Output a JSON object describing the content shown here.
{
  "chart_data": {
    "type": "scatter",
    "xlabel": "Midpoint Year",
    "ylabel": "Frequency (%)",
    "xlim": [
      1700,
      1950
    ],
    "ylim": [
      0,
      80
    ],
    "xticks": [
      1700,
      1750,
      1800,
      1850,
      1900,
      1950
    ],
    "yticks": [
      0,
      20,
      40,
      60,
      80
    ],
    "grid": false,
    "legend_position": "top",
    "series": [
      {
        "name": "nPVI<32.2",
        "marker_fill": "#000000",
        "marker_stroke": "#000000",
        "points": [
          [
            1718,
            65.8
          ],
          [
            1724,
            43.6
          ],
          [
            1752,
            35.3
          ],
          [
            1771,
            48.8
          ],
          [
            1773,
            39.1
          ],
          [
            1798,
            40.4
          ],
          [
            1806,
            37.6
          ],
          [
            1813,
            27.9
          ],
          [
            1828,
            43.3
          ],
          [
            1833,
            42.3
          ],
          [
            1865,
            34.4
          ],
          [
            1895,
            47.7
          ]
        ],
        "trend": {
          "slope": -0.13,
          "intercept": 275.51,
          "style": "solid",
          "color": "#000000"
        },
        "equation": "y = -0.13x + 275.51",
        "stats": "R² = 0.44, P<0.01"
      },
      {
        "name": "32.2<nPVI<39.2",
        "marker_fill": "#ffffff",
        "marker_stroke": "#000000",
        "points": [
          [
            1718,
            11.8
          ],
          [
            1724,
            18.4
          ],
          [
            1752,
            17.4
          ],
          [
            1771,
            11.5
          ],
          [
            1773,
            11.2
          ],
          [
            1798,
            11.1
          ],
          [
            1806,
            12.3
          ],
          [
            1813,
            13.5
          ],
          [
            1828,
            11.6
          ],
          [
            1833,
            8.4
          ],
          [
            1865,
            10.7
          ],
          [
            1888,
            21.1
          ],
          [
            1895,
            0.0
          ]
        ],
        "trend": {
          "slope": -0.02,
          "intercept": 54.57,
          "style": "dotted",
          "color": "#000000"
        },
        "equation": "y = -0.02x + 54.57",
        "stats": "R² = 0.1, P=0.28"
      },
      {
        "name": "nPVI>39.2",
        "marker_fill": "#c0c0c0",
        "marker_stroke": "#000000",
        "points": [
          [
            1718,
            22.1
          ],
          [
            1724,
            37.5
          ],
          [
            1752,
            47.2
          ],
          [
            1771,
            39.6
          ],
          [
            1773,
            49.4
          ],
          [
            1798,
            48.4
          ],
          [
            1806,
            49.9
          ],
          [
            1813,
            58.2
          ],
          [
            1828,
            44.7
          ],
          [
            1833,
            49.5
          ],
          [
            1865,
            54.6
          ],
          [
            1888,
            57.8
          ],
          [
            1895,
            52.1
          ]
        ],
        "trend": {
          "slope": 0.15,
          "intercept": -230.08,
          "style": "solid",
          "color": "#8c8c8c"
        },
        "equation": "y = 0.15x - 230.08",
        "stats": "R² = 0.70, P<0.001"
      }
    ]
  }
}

_Requirements:_
Show each line holding the word "stats".

_Correct response:_
        "stats": "R² = 0.44, P<0.01"
        "stats": "R² = 0.1, P=0.28"
        "stats": "R² = 0.70, P<0.001"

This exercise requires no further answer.